═══ Recorded information ═══
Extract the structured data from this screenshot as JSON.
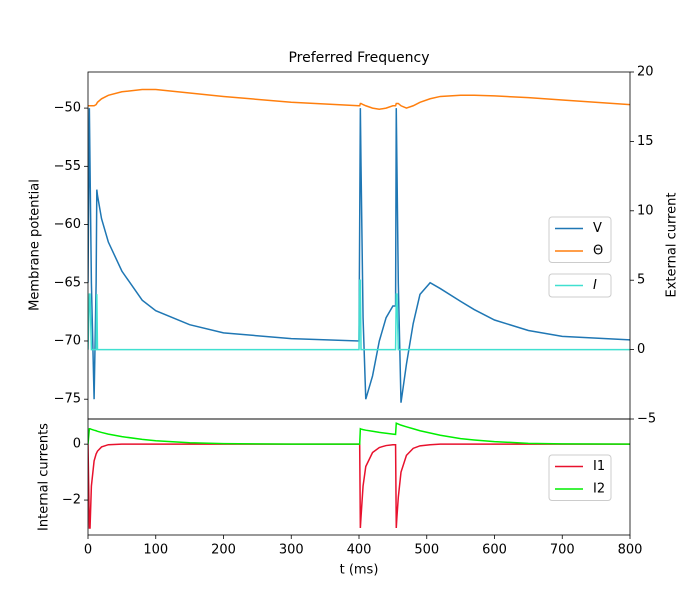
{
  "chart_data": [
    {
      "type": "line",
      "title": "Preferred Frequency",
      "y_label": "Membrane potential",
      "y2_label": "External current",
      "x": [
        0,
        2,
        3,
        5,
        9,
        12,
        13,
        14,
        20,
        30,
        50,
        80,
        100,
        150,
        200,
        300,
        400,
        401,
        402,
        403,
        406,
        410,
        420,
        430,
        440,
        450,
        454,
        455,
        456,
        458,
        462,
        470,
        480,
        490,
        505,
        520,
        550,
        570,
        600,
        650,
        700,
        800
      ],
      "xlim": [
        0,
        800
      ],
      "ylim": [
        -76.7,
        -46.9
      ],
      "yticks": [
        {
          "value": -75,
          "label": "−75"
        },
        {
          "value": -70,
          "label": "−70"
        },
        {
          "value": -65,
          "label": "−65"
        },
        {
          "value": -60,
          "label": "−60"
        },
        {
          "value": -55,
          "label": "−55"
        },
        {
          "value": -50,
          "label": "−50"
        }
      ],
      "y2lim": [
        -5,
        20
      ],
      "y2ticks": [
        {
          "value": -5,
          "label": "−5"
        },
        0,
        5,
        10,
        15,
        20
      ],
      "legend": "center right",
      "series": [
        {
          "name": "V",
          "color": "#1f77b4",
          "values": [
            -65,
            -50,
            -55,
            -65,
            -75,
            -65,
            -57,
            -57.5,
            -59.5,
            -61.5,
            -64,
            -66.5,
            -67.4,
            -68.6,
            -69.3,
            -69.8,
            -70,
            -60,
            -50,
            -55,
            -68,
            -75,
            -73,
            -70,
            -68,
            -67,
            -67,
            -50,
            -55,
            -65,
            -75.3,
            -72,
            -68.5,
            -66,
            -65,
            -65.5,
            -66.6,
            -67.3,
            -68.2,
            -69.1,
            -69.6,
            -69.9
          ]
        },
        {
          "name": "Θ",
          "color": "#ff7f0e",
          "values": [
            -49.8,
            -49.8,
            -49.8,
            -49.8,
            -49.8,
            -49.7,
            -49.6,
            -49.5,
            -49.2,
            -48.9,
            -48.6,
            -48.4,
            -48.4,
            -48.7,
            -49.0,
            -49.5,
            -49.8,
            -49.8,
            -49.6,
            -49.6,
            -49.7,
            -49.8,
            -50.0,
            -50.1,
            -50.0,
            -49.8,
            -49.8,
            -49.6,
            -49.6,
            -49.6,
            -49.8,
            -50.0,
            -49.8,
            -49.5,
            -49.2,
            -49.0,
            -48.9,
            -48.9,
            -48.95,
            -49.1,
            -49.3,
            -49.7
          ]
        },
        {
          "name": "I",
          "color": "#40e0d0",
          "axis": "y2",
          "values": [
            0,
            4,
            4,
            0,
            0,
            0,
            4,
            0,
            0,
            0,
            0,
            0,
            0,
            0,
            0,
            0,
            0,
            5,
            5,
            0,
            0,
            0,
            0,
            0,
            0,
            0,
            0,
            4,
            4,
            0,
            0,
            0,
            0,
            0,
            0,
            0,
            0,
            0,
            0,
            0,
            0,
            0
          ]
        }
      ]
    },
    {
      "type": "line",
      "y_label": "Internal currents",
      "x_label": "t (ms)",
      "x": [
        0,
        2,
        3,
        5,
        9,
        12,
        13,
        14,
        20,
        30,
        50,
        80,
        100,
        150,
        200,
        300,
        400,
        401,
        402,
        403,
        406,
        410,
        420,
        430,
        440,
        450,
        454,
        455,
        456,
        458,
        462,
        470,
        480,
        490,
        505,
        520,
        550,
        570,
        600,
        650,
        700,
        800
      ],
      "xlim": [
        0,
        800
      ],
      "xticks": [
        0,
        100,
        200,
        300,
        400,
        500,
        600,
        700,
        800
      ],
      "ylim": [
        -3.25,
        0.9
      ],
      "yticks": [
        {
          "value": -2,
          "label": "−2"
        },
        0
      ],
      "legend": "center right",
      "series": [
        {
          "name": "I1",
          "color": "#e8112d",
          "values": [
            0,
            -3,
            -3,
            -1.5,
            -0.6,
            -0.35,
            -0.3,
            -0.25,
            -0.1,
            -0.02,
            0,
            0,
            0,
            0,
            0,
            0,
            0,
            0,
            -3,
            -2.6,
            -1.5,
            -0.8,
            -0.3,
            -0.12,
            -0.05,
            -0.02,
            -0.02,
            -3,
            -2.6,
            -1.9,
            -1.0,
            -0.4,
            -0.15,
            -0.06,
            -0.02,
            0,
            0,
            0,
            0,
            0,
            0,
            0
          ]
        },
        {
          "name": "I2",
          "color": "#00ee00",
          "values": [
            0,
            0.55,
            0.55,
            0.53,
            0.5,
            0.48,
            0.47,
            0.46,
            0.42,
            0.36,
            0.27,
            0.17,
            0.12,
            0.05,
            0.02,
            0,
            0,
            0,
            0.55,
            0.54,
            0.52,
            0.5,
            0.46,
            0.42,
            0.39,
            0.36,
            0.35,
            0.75,
            0.74,
            0.72,
            0.68,
            0.62,
            0.55,
            0.48,
            0.4,
            0.32,
            0.2,
            0.15,
            0.09,
            0.03,
            0.01,
            0
          ]
        }
      ]
    }
  ]
}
═══
**Task**
Return each line exactly as written. Any picture gets left out.

**Complete output**
Extract the structured data from this screenshot as JSON.
{
  "chart_data": [
    {
      "type": "line",
      "title": "Preferred Frequency",
      "y_label": "Membrane potential",
      "y2_label": "External current",
      "x": [
        0,
        2,
        3,
        5,
        9,
        12,
        13,
        14,
        20,
        30,
        50,
        80,
        100,
        150,
        200,
        300,
        400,
        401,
        402,
        403,
        406,
        410,
        420,
        430,
        440,
        450,
        454,
        455,
        456,
        458,
        462,
        470,
        480,
        490,
        505,
        520,
        550,
        570,
        600,
        650,
        700,
        800
      ],
      "xlim": [
        0,
        800
      ],
      "ylim": [
        -76.7,
        -46.9
      ],
      "yticks": [
        {
          "value": -75,
          "label": "−75"
        },
        {
          "value": -70,
          "label": "−70"
        },
        {
          "value": -65,
          "label": "−65"
        },
        {
          "value": -60,
          "label": "−60"
        },
        {
          "value": -55,
          "label": "−55"
        },
        {
          "value": -50,
          "label": "−50"
        }
      ],
      "y2lim": [
        -5,
        20
      ],
      "y2ticks": [
        {
          "value": -5,
          "label": "−5"
        },
        0,
        5,
        10,
        15,
        20
      ],
      "legend": "center right",
      "series": [
        {
          "name": "V",
          "color": "#1f77b4",
          "values": [
            -65,
            -50,
            -55,
            -65,
            -75,
            -65,
            -57,
            -57.5,
            -59.5,
            -61.5,
            -64,
            -66.5,
            -67.4,
            -68.6,
            -69.3,
            -69.8,
            -70,
            -60,
            -50,
            -55,
            -68,
            -75,
            -73,
            -70,
            -68,
            -67,
            -67,
            -50,
            -55,
            -65,
            -75.3,
            -72,
            -68.5,
            -66,
            -65,
            -65.5,
            -66.6,
            -67.3,
            -68.2,
            -69.1,
            -69.6,
            -69.9
          ]
        },
        {
          "name": "Θ",
          "color": "#ff7f0e",
          "values": [
            -49.8,
            -49.8,
            -49.8,
            -49.8,
            -49.8,
            -49.7,
            -49.6,
            -49.5,
            -49.2,
            -48.9,
            -48.6,
            -48.4,
            -48.4,
            -48.7,
            -49.0,
            -49.5,
            -49.8,
            -49.8,
            -49.6,
            -49.6,
            -49.7,
            -49.8,
            -50.0,
            -50.1,
            -50.0,
            -49.8,
            -49.8,
            -49.6,
            -49.6,
            -49.6,
            -49.8,
            -50.0,
            -49.8,
            -49.5,
            -49.2,
            -49.0,
            -48.9,
            -48.9,
            -48.95,
            -49.1,
            -49.3,
            -49.7
          ]
        },
        {
          "name": "I",
          "color": "#40e0d0",
          "axis": "y2",
          "values": [
            0,
            4,
            4,
            0,
            0,
            0,
            4,
            0,
            0,
            0,
            0,
            0,
            0,
            0,
            0,
            0,
            0,
            5,
            5,
            0,
            0,
            0,
            0,
            0,
            0,
            0,
            0,
            4,
            4,
            0,
            0,
            0,
            0,
            0,
            0,
            0,
            0,
            0,
            0,
            0,
            0,
            0
          ]
        }
      ]
    },
    {
      "type": "line",
      "y_label": "Internal currents",
      "x_label": "t (ms)",
      "x": [
        0,
        2,
        3,
        5,
        9,
        12,
        13,
        14,
        20,
        30,
        50,
        80,
        100,
        150,
        200,
        300,
        400,
        401,
        402,
        403,
        406,
        410,
        420,
        430,
        440,
        450,
        454,
        455,
        456,
        458,
        462,
        470,
        480,
        490,
        505,
        520,
        550,
        570,
        600,
        650,
        700,
        800
      ],
      "xlim": [
        0,
        800
      ],
      "xticks": [
        0,
        100,
        200,
        300,
        400,
        500,
        600,
        700,
        800
      ],
      "ylim": [
        -3.25,
        0.9
      ],
      "yticks": [
        {
          "value": -2,
          "label": "−2"
        },
        0
      ],
      "legend": "center right",
      "series": [
        {
          "name": "I1",
          "color": "#e8112d",
          "values": [
            0,
            -3,
            -3,
            -1.5,
            -0.6,
            -0.35,
            -0.3,
            -0.25,
            -0.1,
            -0.02,
            0,
            0,
            0,
            0,
            0,
            0,
            0,
            0,
            -3,
            -2.6,
            -1.5,
            -0.8,
            -0.3,
            -0.12,
            -0.05,
            -0.02,
            -0.02,
            -3,
            -2.6,
            -1.9,
            -1.0,
            -0.4,
            -0.15,
            -0.06,
            -0.02,
            0,
            0,
            0,
            0,
            0,
            0,
            0
          ]
        },
        {
          "name": "I2",
          "color": "#00ee00",
          "values": [
            0,
            0.55,
            0.55,
            0.53,
            0.5,
            0.48,
            0.47,
            0.46,
            0.42,
            0.36,
            0.27,
            0.17,
            0.12,
            0.05,
            0.02,
            0,
            0,
            0,
            0.55,
            0.54,
            0.52,
            0.5,
            0.46,
            0.42,
            0.39,
            0.36,
            0.35,
            0.75,
            0.74,
            0.72,
            0.68,
            0.62,
            0.55,
            0.48,
            0.4,
            0.32,
            0.2,
            0.15,
            0.09,
            0.03,
            0.01,
            0
          ]
        }
      ]
    }
  ]
}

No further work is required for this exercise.